### INPUT DATA
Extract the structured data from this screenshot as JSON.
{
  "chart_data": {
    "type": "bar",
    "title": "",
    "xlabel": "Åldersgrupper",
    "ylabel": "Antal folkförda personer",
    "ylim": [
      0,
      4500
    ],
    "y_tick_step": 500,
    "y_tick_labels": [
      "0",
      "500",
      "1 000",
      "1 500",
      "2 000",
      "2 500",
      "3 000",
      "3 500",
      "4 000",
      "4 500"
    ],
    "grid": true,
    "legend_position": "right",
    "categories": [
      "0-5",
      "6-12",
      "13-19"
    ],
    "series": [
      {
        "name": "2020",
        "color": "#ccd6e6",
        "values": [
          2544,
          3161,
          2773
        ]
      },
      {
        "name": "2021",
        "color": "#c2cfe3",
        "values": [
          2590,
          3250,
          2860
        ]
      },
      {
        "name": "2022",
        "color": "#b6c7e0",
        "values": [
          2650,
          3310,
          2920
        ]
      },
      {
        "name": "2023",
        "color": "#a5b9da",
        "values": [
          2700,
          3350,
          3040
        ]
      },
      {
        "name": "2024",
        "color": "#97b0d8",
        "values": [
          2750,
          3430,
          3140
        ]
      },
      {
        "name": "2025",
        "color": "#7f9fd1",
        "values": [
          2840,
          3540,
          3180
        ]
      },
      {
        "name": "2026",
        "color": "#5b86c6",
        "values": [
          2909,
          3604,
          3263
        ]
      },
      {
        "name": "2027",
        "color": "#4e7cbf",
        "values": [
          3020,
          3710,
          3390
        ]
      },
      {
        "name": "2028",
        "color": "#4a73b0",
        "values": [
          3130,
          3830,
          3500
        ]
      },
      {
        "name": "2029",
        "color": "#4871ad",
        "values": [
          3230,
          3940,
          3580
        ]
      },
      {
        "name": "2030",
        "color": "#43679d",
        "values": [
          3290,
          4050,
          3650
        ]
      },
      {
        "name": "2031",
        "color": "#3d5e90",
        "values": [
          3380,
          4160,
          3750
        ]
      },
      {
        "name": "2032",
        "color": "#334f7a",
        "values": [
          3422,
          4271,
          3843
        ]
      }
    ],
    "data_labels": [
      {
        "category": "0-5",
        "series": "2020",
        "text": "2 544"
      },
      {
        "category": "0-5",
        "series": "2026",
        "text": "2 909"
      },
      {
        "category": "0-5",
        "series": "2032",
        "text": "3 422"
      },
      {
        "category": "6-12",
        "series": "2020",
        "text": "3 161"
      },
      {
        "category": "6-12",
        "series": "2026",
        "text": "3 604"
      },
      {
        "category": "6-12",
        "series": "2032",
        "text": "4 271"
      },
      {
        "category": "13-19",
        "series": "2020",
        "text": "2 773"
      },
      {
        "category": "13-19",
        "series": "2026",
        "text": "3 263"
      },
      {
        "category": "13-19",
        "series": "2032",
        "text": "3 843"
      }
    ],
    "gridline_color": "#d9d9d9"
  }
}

### SET TASK
Transcribe the whole listing with nothing added or left out.

### CORRECT ANSWER
Extract the structured data from this screenshot as JSON.
{
  "chart_data": {
    "type": "bar",
    "title": "",
    "xlabel": "Åldersgrupper",
    "ylabel": "Antal folkförda personer",
    "ylim": [
      0,
      4500
    ],
    "y_tick_step": 500,
    "y_tick_labels": [
      "0",
      "500",
      "1 000",
      "1 500",
      "2 000",
      "2 500",
      "3 000",
      "3 500",
      "4 000",
      "4 500"
    ],
    "grid": true,
    "legend_position": "right",
    "categories": [
      "0-5",
      "6-12",
      "13-19"
    ],
    "series": [
      {
        "name": "2020",
        "color": "#ccd6e6",
        "values": [
          2544,
          3161,
          2773
        ]
      },
      {
        "name": "2021",
        "color": "#c2cfe3",
        "values": [
          2590,
          3250,
          2860
        ]
      },
      {
        "name": "2022",
        "color": "#b6c7e0",
        "values": [
          2650,
          3310,
          2920
        ]
      },
      {
        "name": "2023",
        "color": "#a5b9da",
        "values": [
          2700,
          3350,
          3040
        ]
      },
      {
        "name": "2024",
        "color": "#97b0d8",
        "values": [
          2750,
          3430,
          3140
        ]
      },
      {
        "name": "2025",
        "color": "#7f9fd1",
        "values": [
          2840,
          3540,
          3180
        ]
      },
      {
        "name": "2026",
        "color": "#5b86c6",
        "values": [
          2909,
          3604,
          3263
        ]
      },
      {
        "name": "2027",
        "color": "#4e7cbf",
        "values": [
          3020,
          3710,
          3390
        ]
      },
      {
        "name": "2028",
        "color": "#4a73b0",
        "values": [
          3130,
          3830,
          3500
        ]
      },
      {
        "name": "2029",
        "color": "#4871ad",
        "values": [
          3230,
          3940,
          3580
        ]
      },
      {
        "name": "2030",
        "color": "#43679d",
        "values": [
          3290,
          4050,
          3650
        ]
      },
      {
        "name": "2031",
        "color": "#3d5e90",
        "values": [
          3380,
          4160,
          3750
        ]
      },
      {
        "name": "2032",
        "color": "#334f7a",
        "values": [
          3422,
          4271,
          3843
        ]
      }
    ],
    "data_labels": [
      {
        "category": "0-5",
        "series": "2020",
        "text": "2 544"
      },
      {
        "category": "0-5",
        "series": "2026",
        "text": "2 909"
      },
      {
        "category": "0-5",
        "series": "2032",
        "text": "3 422"
      },
      {
        "category": "6-12",
        "series": "2020",
        "text": "3 161"
      },
      {
        "category": "6-12",
        "series": "2026",
        "text": "3 604"
      },
      {
        "category": "6-12",
        "series": "2032",
        "text": "4 271"
      },
      {
        "category": "13-19",
        "series": "2020",
        "text": "2 773"
      },
      {
        "category": "13-19",
        "series": "2026",
        "text": "3 263"
      },
      {
        "category": "13-19",
        "series": "2032",
        "text": "3 843"
      }
    ],
    "gridline_color": "#d9d9d9"
  }
}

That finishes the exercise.